<<<<

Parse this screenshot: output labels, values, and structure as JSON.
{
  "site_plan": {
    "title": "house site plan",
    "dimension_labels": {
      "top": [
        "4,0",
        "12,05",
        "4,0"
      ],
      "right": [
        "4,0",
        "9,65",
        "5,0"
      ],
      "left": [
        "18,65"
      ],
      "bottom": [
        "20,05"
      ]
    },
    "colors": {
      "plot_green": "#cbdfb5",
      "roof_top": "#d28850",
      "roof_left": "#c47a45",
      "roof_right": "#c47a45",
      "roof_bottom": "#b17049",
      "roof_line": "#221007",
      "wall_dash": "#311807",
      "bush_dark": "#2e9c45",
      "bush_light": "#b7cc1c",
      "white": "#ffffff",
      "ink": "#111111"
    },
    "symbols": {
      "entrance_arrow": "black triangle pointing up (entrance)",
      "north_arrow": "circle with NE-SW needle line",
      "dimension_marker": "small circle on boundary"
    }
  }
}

>>>>

All entries shown above should be printed again exactly.

Parse this screenshot: output labels, values, and structure as JSON.
{
  "site_plan": {
    "title": "house site plan",
    "dimension_labels": {
      "top": [
        "4,0",
        "12,05",
        "4,0"
      ],
      "right": [
        "4,0",
        "9,65",
        "5,0"
      ],
      "left": [
        "18,65"
      ],
      "bottom": [
        "20,05"
      ]
    },
    "colors": {
      "plot_green": "#cbdfb5",
      "roof_top": "#d28850",
      "roof_left": "#c47a45",
      "roof_right": "#c47a45",
      "roof_bottom": "#b17049",
      "roof_line": "#221007",
      "wall_dash": "#311807",
      "bush_dark": "#2e9c45",
      "bush_light": "#b7cc1c",
      "white": "#ffffff",
      "ink": "#111111"
    },
    "symbols": {
      "entrance_arrow": "black triangle pointing up (entrance)",
      "north_arrow": "circle with NE-SW needle line",
      "dimension_marker": "small circle on boundary"
    }
  }
}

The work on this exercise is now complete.